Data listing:
------

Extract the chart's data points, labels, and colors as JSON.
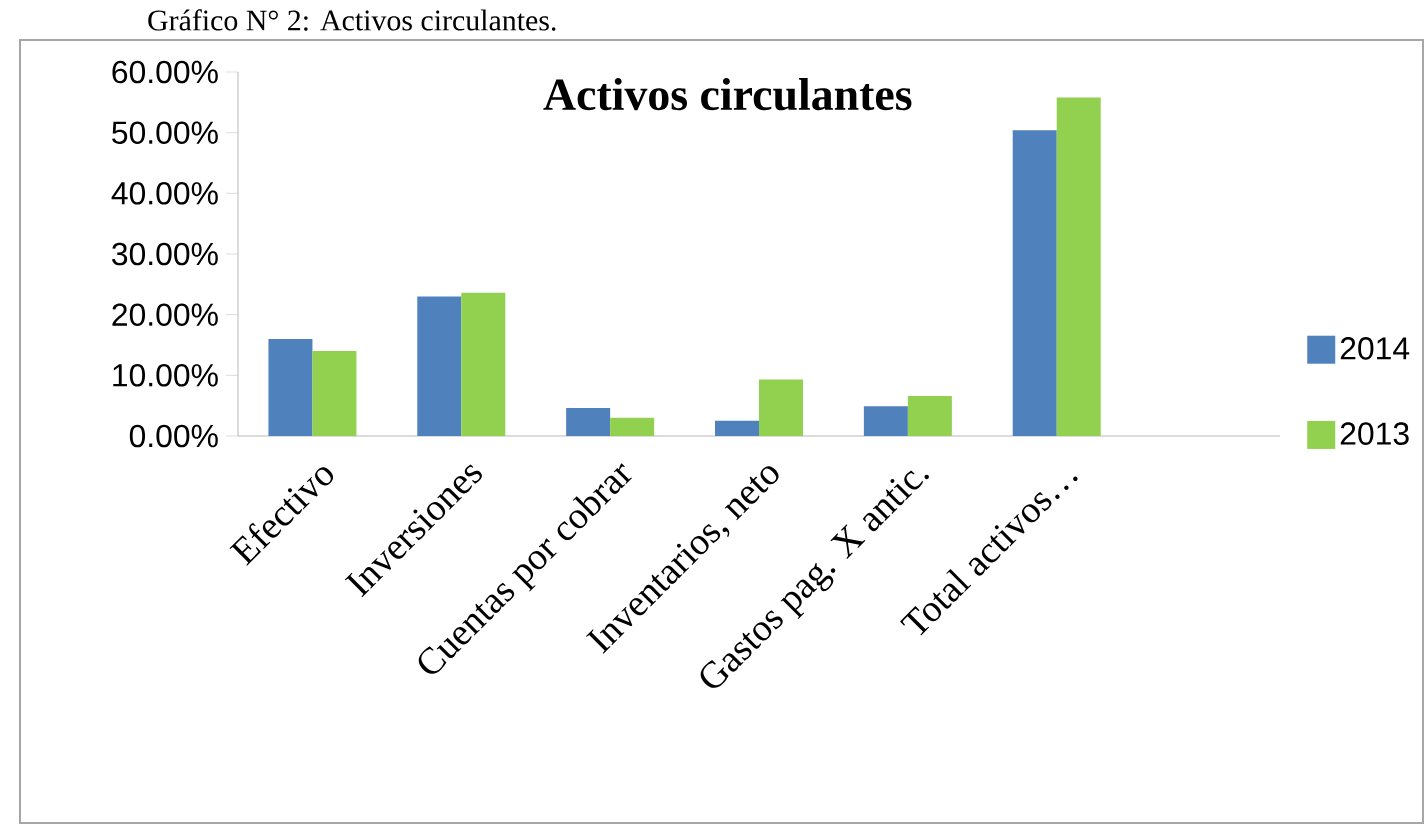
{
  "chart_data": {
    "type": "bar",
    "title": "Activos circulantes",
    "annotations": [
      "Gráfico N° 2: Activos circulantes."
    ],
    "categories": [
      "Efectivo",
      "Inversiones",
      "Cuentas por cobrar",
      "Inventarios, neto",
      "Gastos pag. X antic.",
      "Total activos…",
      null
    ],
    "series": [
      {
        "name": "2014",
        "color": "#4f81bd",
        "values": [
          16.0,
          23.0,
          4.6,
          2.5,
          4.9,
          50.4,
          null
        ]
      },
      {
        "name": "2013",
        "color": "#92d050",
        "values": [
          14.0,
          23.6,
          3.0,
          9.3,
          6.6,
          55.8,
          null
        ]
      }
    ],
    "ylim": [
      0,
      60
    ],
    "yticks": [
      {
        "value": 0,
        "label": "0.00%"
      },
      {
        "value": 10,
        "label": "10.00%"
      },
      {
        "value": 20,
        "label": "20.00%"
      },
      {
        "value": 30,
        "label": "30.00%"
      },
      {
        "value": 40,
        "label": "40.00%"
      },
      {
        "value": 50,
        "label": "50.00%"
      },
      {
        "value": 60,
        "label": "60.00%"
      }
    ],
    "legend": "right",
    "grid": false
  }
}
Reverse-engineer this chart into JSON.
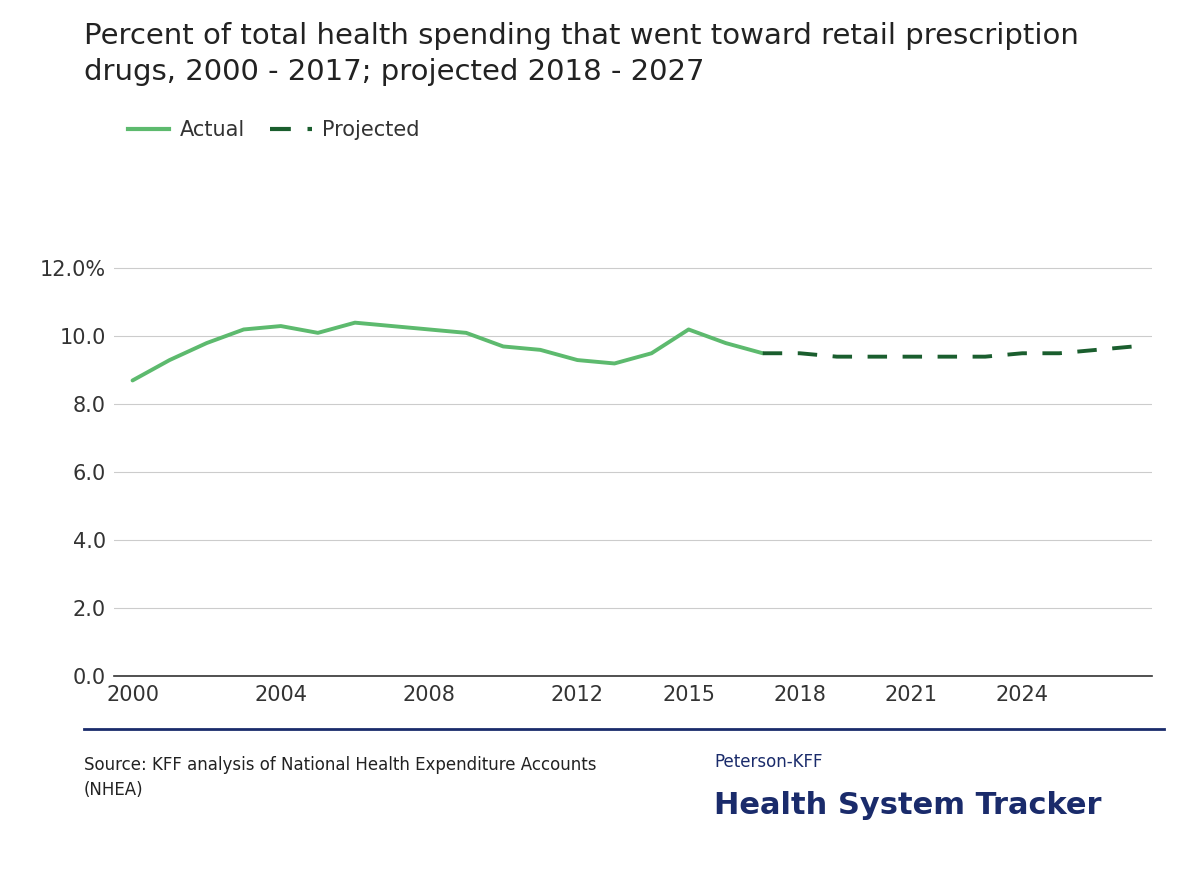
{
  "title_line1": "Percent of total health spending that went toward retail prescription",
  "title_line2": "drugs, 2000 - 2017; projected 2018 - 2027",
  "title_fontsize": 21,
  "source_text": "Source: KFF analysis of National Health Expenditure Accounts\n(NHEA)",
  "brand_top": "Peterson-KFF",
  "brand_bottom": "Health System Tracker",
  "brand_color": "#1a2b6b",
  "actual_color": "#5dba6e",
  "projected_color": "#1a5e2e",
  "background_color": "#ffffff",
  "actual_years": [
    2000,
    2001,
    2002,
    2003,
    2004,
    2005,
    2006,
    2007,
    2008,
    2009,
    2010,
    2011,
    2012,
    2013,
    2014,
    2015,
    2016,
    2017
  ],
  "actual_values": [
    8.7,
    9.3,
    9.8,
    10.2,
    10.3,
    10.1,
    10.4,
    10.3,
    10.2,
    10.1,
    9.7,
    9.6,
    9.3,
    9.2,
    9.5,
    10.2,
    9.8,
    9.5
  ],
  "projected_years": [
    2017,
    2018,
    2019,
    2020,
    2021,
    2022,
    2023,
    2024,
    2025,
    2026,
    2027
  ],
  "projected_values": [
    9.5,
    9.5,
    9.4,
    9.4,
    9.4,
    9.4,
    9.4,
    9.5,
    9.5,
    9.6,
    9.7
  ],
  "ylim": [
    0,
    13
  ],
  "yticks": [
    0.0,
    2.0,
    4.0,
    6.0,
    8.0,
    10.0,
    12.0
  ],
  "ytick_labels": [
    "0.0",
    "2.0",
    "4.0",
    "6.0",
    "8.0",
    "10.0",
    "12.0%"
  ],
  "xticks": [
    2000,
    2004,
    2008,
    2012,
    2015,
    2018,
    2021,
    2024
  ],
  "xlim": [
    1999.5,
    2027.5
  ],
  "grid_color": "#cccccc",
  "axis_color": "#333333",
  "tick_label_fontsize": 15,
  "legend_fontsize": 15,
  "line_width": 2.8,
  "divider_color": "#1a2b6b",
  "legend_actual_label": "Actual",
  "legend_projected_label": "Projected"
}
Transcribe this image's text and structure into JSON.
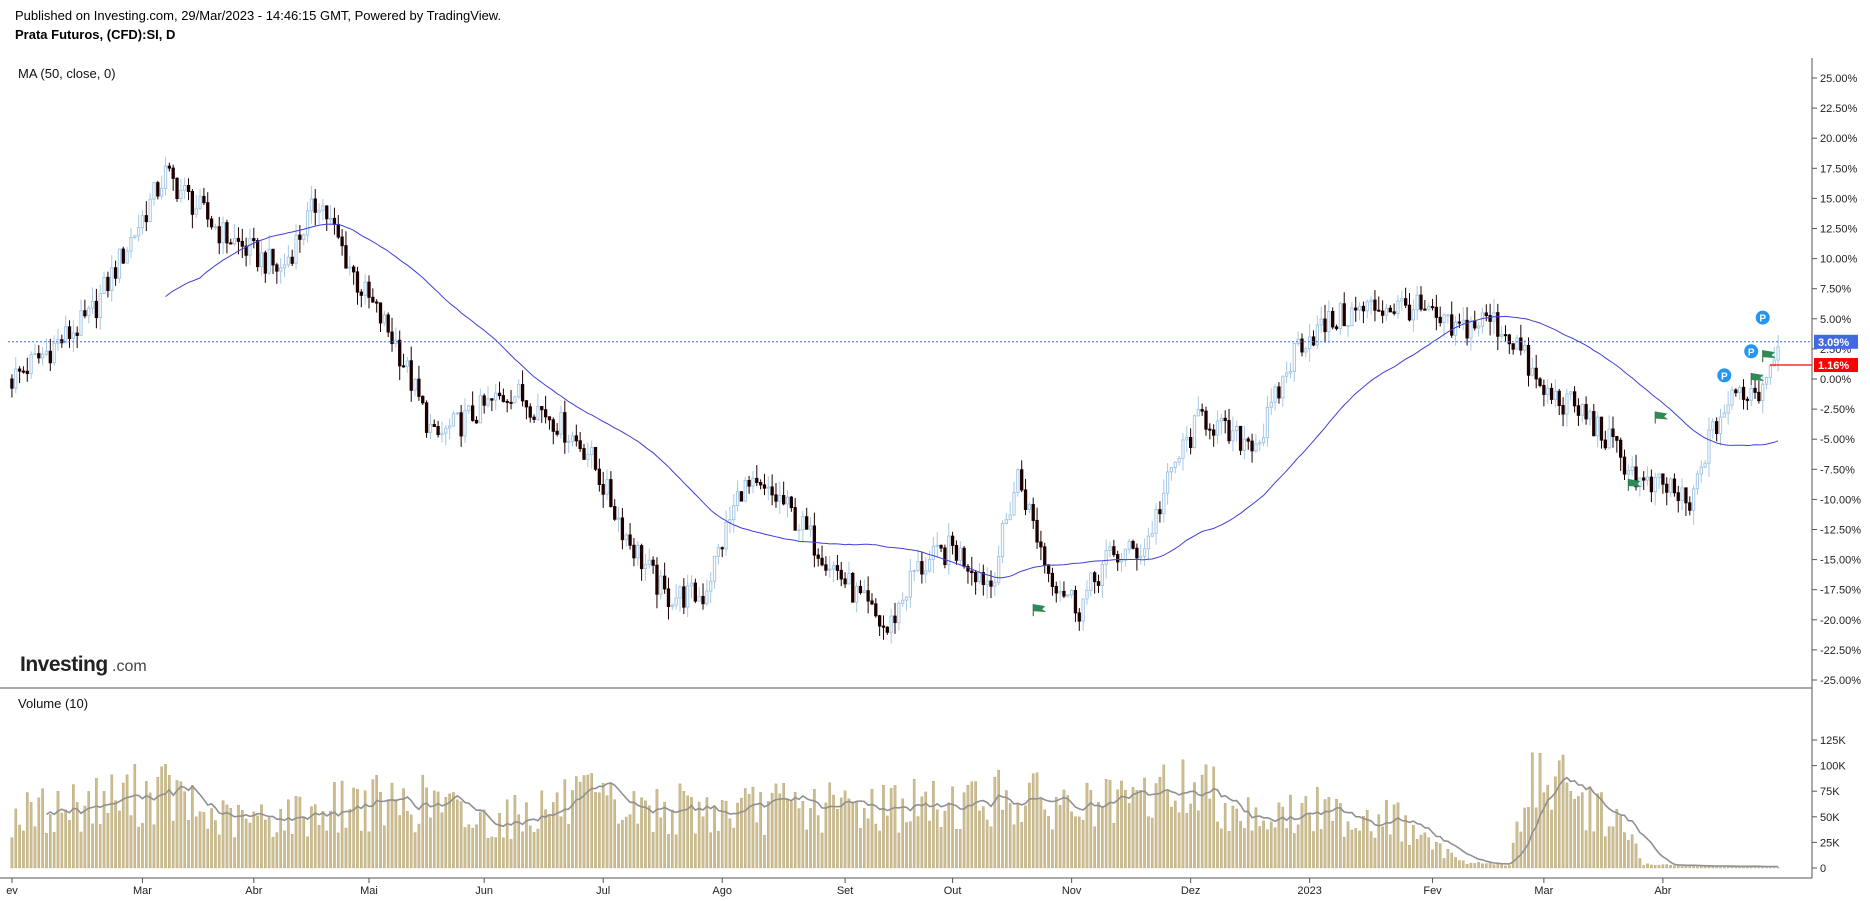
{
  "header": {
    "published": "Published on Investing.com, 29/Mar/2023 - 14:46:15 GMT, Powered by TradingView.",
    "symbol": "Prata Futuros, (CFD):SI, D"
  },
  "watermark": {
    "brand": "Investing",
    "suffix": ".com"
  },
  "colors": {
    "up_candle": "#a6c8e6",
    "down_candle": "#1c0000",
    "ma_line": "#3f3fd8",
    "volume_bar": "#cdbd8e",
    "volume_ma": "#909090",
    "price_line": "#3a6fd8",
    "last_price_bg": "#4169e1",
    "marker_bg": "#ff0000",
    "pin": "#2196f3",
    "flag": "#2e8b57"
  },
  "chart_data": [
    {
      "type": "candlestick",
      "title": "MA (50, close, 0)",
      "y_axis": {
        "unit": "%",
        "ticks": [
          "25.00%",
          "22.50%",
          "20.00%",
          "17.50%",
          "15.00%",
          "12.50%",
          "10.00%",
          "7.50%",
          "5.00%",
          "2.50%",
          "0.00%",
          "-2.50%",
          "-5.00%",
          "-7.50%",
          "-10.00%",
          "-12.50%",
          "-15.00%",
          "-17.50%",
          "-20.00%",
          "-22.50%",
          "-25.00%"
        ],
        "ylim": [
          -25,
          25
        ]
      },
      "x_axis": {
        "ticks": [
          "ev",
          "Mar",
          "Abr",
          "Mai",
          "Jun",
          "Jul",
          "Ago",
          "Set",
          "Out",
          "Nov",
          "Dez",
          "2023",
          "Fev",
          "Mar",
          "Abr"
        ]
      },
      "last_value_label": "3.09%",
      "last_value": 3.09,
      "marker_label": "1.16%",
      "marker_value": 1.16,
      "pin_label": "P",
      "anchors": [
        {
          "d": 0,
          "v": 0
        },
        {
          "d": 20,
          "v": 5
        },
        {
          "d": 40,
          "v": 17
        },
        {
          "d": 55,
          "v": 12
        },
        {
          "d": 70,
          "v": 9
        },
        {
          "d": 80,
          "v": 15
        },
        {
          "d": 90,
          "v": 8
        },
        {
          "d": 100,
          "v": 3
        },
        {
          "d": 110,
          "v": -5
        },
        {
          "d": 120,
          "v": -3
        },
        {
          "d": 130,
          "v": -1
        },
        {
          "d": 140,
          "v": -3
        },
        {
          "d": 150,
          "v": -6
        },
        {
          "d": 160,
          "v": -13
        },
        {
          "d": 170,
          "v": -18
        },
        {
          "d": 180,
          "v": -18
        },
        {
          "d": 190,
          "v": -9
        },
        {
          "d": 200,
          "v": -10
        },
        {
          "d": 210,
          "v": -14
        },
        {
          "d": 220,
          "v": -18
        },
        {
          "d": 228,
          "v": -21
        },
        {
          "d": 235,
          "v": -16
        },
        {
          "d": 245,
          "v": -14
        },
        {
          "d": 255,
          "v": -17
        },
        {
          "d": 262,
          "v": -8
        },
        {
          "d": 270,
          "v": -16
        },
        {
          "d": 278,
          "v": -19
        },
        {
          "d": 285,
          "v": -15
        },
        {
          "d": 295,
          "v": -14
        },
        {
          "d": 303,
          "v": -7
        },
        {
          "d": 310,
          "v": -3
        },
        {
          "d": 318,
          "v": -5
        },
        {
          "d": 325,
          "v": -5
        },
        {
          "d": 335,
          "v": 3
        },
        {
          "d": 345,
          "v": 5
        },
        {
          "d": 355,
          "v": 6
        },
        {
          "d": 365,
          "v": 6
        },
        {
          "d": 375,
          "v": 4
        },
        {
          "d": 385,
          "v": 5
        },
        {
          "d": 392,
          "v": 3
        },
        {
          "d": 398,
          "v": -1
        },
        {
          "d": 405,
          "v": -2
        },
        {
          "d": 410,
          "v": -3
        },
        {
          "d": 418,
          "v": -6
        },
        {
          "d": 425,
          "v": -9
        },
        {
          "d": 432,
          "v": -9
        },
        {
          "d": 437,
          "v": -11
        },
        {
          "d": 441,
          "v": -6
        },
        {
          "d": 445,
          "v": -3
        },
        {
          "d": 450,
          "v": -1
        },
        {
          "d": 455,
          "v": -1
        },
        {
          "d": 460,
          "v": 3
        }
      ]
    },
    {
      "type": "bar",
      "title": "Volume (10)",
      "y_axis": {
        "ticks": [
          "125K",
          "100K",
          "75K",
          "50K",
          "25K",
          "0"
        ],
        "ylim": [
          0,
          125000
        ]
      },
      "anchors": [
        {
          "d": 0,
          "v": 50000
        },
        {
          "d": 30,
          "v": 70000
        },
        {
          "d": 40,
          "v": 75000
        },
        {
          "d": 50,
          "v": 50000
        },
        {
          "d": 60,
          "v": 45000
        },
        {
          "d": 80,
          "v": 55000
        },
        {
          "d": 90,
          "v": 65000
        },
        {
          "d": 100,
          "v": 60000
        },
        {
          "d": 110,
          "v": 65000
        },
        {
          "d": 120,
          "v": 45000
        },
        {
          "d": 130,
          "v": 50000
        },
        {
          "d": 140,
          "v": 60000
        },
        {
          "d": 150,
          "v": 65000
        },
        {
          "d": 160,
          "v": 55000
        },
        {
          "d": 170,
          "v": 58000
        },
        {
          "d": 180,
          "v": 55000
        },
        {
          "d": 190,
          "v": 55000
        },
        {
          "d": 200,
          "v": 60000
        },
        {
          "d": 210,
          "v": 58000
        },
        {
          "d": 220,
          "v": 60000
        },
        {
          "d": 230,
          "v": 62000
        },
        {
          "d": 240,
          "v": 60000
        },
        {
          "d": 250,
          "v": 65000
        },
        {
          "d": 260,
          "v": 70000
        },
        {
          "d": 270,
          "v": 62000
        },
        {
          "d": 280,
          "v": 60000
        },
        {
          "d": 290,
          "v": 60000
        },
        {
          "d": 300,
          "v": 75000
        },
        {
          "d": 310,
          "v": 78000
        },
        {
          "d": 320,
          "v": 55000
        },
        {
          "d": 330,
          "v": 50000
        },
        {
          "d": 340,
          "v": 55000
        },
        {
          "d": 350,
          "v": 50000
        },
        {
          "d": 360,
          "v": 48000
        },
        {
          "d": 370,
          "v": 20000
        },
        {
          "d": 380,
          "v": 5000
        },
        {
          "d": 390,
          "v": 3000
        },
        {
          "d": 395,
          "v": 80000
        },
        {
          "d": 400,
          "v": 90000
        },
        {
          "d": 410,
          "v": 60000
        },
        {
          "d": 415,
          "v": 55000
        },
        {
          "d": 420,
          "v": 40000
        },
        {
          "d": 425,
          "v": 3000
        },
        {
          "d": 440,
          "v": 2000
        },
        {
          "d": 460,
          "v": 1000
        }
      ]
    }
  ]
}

------

> [SHORT TASK]: Show every line where the string "this" appears.

> [SOLUTION]:
Reverse-engineer this chart into JSON.
Transcribe this image's text and structure into JSON.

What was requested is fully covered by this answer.